• _Text for analysis_:
AFRICA
bookmark

AU’s development goals hampered by skills shortages

Key targets for the first 10 years of the African Union’s Agenda 2063 are being jeopardised by a lack of critical technical skills, and a new skills development agenda led by business and academia is urgently needed, the recent Sixth African Higher Education Week and Regional Universities Forum for Capacity Building in Agriculture (RUFORUM) Biennial Conference heard.

“The biggest challenge in implementing Africa’s Agenda 2063 remains inadequacy of the critical technical skills,” said Emmanuel Nnadozie, executive secretary of the African Capacity Building Foundation (ACBF). He was speaking at a conference plenary session on building high-level skills to deliver on the African Union’s Agenda 2063 – the continent’s 50-year framework for socio-economic development.

The RUFORUM biennial meeting, held in Nairobi, Kenya from 22-26 October, pooled over 2,000 experts from African academia, research, the private sector and governments.

Stored entries:
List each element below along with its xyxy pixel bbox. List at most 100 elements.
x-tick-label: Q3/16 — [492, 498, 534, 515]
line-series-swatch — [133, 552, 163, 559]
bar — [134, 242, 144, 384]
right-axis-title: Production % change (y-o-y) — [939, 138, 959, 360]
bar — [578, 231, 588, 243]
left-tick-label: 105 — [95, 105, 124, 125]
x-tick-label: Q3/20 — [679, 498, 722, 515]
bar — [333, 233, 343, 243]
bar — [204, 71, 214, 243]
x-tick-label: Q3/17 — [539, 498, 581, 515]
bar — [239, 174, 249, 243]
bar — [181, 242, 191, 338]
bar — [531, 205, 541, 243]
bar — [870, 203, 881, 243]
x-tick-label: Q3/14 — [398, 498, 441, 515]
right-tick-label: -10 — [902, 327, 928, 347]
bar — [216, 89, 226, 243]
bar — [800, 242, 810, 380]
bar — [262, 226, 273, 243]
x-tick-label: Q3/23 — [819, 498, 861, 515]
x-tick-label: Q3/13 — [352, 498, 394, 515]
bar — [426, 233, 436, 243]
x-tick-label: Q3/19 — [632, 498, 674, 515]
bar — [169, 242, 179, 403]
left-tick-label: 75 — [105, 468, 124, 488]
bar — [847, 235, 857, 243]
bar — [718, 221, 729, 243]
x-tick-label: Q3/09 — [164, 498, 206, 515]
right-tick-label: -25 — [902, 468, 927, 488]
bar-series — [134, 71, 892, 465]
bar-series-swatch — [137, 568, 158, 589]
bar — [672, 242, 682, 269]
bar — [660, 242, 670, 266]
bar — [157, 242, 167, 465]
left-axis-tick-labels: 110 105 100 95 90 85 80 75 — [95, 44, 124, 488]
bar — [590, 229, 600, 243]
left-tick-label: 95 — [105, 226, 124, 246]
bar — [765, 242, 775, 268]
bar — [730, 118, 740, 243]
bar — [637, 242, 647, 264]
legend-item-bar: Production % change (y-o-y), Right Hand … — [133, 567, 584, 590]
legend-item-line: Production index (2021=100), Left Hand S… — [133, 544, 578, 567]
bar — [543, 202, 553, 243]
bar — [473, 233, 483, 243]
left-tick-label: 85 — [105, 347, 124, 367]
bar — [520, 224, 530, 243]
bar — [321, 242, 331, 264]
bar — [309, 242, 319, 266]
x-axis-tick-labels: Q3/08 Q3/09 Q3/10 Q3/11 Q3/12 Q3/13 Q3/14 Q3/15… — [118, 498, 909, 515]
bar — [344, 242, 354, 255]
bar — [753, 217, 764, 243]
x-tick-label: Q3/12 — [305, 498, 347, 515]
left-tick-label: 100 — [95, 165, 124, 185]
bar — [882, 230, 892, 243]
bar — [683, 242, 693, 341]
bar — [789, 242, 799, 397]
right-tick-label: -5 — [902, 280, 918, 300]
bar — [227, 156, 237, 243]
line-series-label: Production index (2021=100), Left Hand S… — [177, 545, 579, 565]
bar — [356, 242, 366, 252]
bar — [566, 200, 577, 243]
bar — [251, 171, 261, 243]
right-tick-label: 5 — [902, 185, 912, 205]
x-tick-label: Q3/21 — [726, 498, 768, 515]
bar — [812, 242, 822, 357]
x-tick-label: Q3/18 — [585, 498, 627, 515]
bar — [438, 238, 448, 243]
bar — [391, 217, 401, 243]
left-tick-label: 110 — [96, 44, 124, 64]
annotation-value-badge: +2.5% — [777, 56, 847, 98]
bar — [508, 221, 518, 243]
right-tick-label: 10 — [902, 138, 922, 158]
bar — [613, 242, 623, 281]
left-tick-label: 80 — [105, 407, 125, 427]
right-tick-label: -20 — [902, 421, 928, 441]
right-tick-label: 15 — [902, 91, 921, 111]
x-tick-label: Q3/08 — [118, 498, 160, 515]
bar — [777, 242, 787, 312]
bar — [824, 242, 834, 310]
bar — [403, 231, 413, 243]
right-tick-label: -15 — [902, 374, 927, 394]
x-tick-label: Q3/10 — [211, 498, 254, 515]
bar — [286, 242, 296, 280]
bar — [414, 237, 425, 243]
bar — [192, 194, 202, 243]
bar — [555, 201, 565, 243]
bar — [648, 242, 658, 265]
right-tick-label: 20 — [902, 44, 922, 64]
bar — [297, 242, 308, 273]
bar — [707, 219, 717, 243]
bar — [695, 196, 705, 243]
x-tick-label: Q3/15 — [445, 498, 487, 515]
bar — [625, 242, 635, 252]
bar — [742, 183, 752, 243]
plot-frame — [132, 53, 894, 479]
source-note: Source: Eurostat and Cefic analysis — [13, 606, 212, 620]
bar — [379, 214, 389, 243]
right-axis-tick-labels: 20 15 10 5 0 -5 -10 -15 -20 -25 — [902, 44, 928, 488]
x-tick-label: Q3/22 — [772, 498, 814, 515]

• _Set of tasks_:
1. In the article on skills shortages and Agenda 2063, where and when was the RUFORUM biennial meeting held?
2. According to the article on skills shortages and Agenda 2063, what fields did the experts at the RUFORUM biennial meeting come from? List every one.
3. Write the next part of the article on skills shortages and Agenda 2063, starting after its final sentence.

• _Response list_:
1. It was held in Nairobi, Kenya, from 22-26 October.

2.
- African academia
- Research
- The private sector
- Governments

3.
Nnadozie said the continent is critically short of the technical skills necessary for the achievement of the first 10 years of Agenda 2063, a situation that has led to huge gaps between the current number of critical technical professionals and the targets.

Research projections by ACBF reveal that every year, Africa needs to produce 400,000 medical doctors and specialists, 300,000 engineers, 19,000 geologists and 8,000 agriculturalists until 2023, if it is to meet the demands of its rising population.

Nnadozie, a professor of economics and a development expert, called for a tightening of the links between universities, industry and labour markets.

Disconnect

Discussants at the plenary session said African institutions of higher learning, especially universities, carry some responsibility for the inadequacies owing to a disconnect between the outputs of institutions and Africa’s development agenda. They also pointed to an insufficient financial investment in research and development.

On this point, Nnadozie lauded Ethiopia’s R&D spending as a share of gross domestic product which has tripled in the last decade. The Ethiopian government was the major contributor of R&D funding in 2013 (at 79.1%), and foreign sources contributed only 2.1%, with much of the research funding going to higher education and government institutions such as the Ethiopian Academy of Sciences.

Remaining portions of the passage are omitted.